* BEGIN MATERIAL SUPPLIED *

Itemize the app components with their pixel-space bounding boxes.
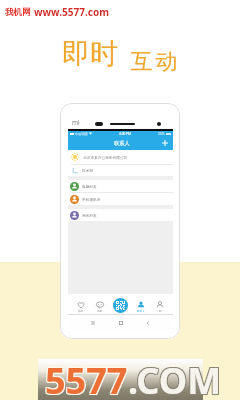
staticText: mi [72, 118, 80, 127]
staticText: 中国联通 [75, 132, 88, 136]
button[interactable]: 我的好友 [68, 209, 173, 221]
button[interactable]: 技术部 [68, 165, 173, 176]
staticText: www.5577.com [34, 5, 109, 19]
button[interactable]: 消息 [95, 294, 105, 305]
staticText: 电脑好友 [82, 184, 97, 189]
staticText: 5577 [45, 356, 128, 400]
button[interactable]: Add contact [162, 140, 168, 146]
staticText: 我机网 [5, 7, 31, 18]
staticText: 我 [159, 309, 162, 312]
staticText: .COM [127, 355, 221, 400]
button[interactable]: 北京市某办公服务有限公司 [68, 150, 173, 164]
button[interactable]: 动态 [76, 294, 86, 305]
staticText: 5577 [46, 357, 129, 400]
staticText: 5577 [44, 355, 127, 400]
button[interactable]: Scan QR code [113, 298, 128, 313]
staticText: 手机通讯录 [82, 197, 101, 202]
staticText: 北京市某办公服务有限公司 [83, 155, 128, 160]
staticText: 5577 [44, 357, 127, 400]
staticText: 消息 [97, 309, 103, 312]
button[interactable]: 联系人 [136, 294, 146, 305]
button[interactable]: 我 [155, 294, 165, 305]
staticText: 互动 [129, 48, 179, 76]
staticText: 4:30 PM [119, 132, 131, 136]
button[interactable]: 手机通讯录 [68, 193, 173, 205]
staticText: 我的好友 [82, 213, 97, 218]
staticText: 25% [158, 132, 165, 136]
staticText: 动态 [78, 309, 84, 312]
staticText: .COM [129, 355, 223, 400]
staticText: 即时 [62, 36, 118, 71]
button[interactable]: 电脑好友 [68, 180, 173, 192]
staticText: .COM [128, 356, 222, 400]
staticText: 5577 [46, 355, 129, 400]
staticText: .COM [129, 357, 223, 400]
staticText: 技术部 [82, 168, 94, 173]
staticText: 联系人 [137, 309, 145, 312]
staticText: 联系人 [114, 140, 130, 147]
staticText: .COM [127, 357, 221, 400]
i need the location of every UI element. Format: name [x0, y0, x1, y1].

* END MATERIAL SUPPLIED *

Can you retype every line of the records above exactly, leaving out the pictures?

ANSWER TO THIS EXERCISE:
Itemize the app components with their pixel-space bounding boxes.
staticText: mi [72, 118, 80, 127]
staticText: 中国联通 [75, 132, 88, 136]
button[interactable]: 我的好友 [68, 209, 173, 221]
button[interactable]: 技术部 [68, 165, 173, 176]
staticText: www.5577.com [34, 5, 109, 19]
button[interactable]: 消息 [95, 294, 105, 305]
staticText: 电脑好友 [82, 184, 97, 189]
staticText: 5577 [45, 356, 128, 400]
button[interactable]: Add contact [162, 140, 168, 146]
staticText: 我机网 [5, 7, 31, 18]
staticText: 我 [159, 309, 162, 312]
staticText: .COM [127, 355, 221, 400]
button[interactable]: 北京市某办公服务有限公司 [68, 150, 173, 164]
button[interactable]: 动态 [76, 294, 86, 305]
staticText: 5577 [46, 357, 129, 400]
staticText: 5577 [44, 355, 127, 400]
button[interactable]: Scan QR code [113, 298, 128, 313]
staticText: 手机通讯录 [82, 197, 101, 202]
staticText: 北京市某办公服务有限公司 [83, 155, 128, 160]
staticText: 5577 [44, 357, 127, 400]
staticText: 消息 [97, 309, 103, 312]
button[interactable]: 联系人 [136, 294, 146, 305]
button[interactable]: 我 [155, 294, 165, 305]
staticText: 互动 [129, 48, 179, 76]
staticText: 4:30 PM [119, 132, 131, 136]
button[interactable]: 手机通讯录 [68, 193, 173, 205]
staticText: 我的好友 [82, 213, 97, 218]
staticText: 25% [158, 132, 165, 136]
staticText: 动态 [78, 309, 84, 312]
staticText: .COM [129, 355, 223, 400]
staticText: 即时 [62, 36, 118, 71]
button[interactable]: 电脑好友 [68, 180, 173, 192]
staticText: .COM [128, 356, 222, 400]
staticText: 5577 [46, 355, 129, 400]
staticText: .COM [129, 357, 223, 400]
staticText: 技术部 [82, 168, 94, 173]
staticText: 联系人 [137, 309, 145, 312]
staticText: 联系人 [114, 140, 130, 147]
staticText: .COM [127, 357, 221, 400]
i need the location of every UI element. Format: name [x0, y0, x1, y1].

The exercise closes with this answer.